▶ **Rows from a figure dataset**:

----------

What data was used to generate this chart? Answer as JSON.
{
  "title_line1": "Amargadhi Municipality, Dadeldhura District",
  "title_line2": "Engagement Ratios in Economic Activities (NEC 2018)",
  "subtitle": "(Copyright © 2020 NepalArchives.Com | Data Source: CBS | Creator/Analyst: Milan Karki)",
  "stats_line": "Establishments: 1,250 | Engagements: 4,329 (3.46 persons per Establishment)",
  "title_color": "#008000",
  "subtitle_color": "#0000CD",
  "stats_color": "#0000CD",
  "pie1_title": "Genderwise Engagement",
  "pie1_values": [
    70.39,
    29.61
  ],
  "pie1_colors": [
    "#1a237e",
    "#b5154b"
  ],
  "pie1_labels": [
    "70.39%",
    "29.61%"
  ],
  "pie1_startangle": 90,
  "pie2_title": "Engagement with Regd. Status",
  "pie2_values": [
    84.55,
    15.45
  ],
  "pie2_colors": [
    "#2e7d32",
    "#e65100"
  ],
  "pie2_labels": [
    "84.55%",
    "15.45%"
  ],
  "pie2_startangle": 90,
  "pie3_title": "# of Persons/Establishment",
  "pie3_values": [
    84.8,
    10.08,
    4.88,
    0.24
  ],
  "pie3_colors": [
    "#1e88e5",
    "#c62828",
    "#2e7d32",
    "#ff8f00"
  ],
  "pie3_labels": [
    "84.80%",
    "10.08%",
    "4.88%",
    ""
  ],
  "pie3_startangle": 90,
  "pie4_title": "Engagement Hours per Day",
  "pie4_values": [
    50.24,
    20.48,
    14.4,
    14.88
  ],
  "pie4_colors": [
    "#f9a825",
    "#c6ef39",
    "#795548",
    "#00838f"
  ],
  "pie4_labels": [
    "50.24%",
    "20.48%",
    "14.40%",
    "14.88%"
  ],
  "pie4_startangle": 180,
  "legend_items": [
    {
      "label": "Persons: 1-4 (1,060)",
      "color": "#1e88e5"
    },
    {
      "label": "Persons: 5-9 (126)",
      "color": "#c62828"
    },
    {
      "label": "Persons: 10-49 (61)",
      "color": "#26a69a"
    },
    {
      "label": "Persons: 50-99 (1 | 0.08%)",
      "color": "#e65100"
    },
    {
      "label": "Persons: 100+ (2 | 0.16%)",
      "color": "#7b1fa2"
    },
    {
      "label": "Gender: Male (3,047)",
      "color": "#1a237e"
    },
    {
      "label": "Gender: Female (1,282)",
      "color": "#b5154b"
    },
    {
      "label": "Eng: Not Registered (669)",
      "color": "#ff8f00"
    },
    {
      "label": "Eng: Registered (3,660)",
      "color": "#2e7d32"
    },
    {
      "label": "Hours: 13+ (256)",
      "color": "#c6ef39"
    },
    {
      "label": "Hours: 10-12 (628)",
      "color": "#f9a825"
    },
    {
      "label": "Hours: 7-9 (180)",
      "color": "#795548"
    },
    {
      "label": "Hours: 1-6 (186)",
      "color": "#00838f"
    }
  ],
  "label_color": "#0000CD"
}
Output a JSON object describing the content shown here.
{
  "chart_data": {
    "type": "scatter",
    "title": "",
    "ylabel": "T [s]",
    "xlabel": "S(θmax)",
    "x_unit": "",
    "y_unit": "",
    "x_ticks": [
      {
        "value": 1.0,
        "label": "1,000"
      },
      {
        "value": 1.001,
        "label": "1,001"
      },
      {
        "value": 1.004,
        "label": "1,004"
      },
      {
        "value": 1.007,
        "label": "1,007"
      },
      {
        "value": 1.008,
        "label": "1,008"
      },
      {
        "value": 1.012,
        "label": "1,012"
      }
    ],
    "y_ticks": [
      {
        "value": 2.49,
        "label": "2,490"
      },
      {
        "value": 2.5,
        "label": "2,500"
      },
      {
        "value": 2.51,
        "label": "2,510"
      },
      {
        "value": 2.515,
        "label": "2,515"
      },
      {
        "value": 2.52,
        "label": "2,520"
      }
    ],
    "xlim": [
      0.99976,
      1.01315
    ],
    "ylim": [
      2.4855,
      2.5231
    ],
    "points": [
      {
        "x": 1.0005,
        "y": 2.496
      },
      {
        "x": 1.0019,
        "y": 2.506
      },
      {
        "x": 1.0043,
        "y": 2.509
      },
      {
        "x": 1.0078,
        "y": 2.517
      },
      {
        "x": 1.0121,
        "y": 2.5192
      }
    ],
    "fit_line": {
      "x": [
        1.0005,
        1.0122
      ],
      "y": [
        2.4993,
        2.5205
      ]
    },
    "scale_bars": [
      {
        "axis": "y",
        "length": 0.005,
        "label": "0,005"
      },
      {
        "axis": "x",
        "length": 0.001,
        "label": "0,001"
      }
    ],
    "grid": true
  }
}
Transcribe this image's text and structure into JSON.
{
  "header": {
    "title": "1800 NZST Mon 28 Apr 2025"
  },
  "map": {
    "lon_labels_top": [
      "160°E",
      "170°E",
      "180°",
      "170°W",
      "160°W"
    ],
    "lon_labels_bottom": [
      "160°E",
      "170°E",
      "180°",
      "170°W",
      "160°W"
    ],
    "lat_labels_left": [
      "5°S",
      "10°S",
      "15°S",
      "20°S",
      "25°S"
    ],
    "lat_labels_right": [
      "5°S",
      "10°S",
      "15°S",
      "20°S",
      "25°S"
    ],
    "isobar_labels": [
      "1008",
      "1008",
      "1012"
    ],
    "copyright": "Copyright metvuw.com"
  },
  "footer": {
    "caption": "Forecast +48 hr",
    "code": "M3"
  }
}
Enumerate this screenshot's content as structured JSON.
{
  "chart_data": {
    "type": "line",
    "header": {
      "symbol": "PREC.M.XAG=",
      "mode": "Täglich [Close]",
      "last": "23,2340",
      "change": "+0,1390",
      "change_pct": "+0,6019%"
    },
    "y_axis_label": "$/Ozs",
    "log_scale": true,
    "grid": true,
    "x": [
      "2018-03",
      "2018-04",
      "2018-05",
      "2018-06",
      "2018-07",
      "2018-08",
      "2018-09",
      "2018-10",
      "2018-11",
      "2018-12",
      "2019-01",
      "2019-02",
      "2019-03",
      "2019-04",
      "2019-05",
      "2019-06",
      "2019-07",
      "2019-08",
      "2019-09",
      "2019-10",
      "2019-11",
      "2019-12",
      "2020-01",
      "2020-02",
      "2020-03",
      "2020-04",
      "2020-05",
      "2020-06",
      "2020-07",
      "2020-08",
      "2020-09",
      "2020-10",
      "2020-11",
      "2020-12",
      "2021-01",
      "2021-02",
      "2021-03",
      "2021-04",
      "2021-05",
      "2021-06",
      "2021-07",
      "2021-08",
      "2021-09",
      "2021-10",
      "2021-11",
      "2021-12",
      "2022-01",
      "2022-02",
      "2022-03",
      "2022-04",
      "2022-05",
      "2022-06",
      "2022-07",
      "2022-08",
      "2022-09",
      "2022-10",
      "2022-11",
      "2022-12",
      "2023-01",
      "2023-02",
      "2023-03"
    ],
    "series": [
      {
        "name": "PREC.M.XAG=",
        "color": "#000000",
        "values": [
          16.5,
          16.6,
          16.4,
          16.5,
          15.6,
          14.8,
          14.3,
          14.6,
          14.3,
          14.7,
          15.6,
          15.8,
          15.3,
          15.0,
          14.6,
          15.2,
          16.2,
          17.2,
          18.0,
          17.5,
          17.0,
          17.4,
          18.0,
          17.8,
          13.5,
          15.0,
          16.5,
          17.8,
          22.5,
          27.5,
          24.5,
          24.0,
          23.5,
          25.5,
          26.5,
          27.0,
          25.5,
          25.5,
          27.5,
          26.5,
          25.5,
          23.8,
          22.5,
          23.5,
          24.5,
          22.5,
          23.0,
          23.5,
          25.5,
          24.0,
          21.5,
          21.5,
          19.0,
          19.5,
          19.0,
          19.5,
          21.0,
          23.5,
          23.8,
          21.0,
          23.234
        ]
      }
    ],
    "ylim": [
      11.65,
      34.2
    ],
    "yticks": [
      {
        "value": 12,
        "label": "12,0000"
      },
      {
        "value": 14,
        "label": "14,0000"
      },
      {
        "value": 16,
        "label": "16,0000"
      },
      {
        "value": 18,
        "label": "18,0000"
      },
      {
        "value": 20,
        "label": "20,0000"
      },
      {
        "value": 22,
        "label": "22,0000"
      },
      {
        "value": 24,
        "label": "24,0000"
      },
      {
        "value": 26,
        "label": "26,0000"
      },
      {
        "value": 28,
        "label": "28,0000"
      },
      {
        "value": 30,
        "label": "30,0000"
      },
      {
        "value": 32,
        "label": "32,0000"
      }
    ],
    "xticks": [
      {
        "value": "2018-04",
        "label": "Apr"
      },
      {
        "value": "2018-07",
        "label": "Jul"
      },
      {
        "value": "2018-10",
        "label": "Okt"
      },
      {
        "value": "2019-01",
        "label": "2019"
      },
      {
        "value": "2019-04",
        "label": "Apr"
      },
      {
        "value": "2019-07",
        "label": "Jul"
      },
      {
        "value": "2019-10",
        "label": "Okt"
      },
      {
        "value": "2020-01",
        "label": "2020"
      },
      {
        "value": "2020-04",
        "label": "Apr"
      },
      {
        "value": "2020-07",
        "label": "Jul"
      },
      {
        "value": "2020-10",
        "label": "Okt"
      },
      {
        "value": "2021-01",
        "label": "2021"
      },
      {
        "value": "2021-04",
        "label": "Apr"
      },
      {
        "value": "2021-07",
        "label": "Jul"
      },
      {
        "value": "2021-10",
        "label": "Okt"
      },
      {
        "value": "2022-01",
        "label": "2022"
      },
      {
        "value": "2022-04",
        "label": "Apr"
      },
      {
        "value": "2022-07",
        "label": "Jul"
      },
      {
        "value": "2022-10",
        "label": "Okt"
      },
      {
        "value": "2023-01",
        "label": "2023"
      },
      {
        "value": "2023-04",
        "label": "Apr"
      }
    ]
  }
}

----------

▶ **Exercise objective**: Report how many lines contain "Registered". Give nothing but the number.

▶ **Answer**: 2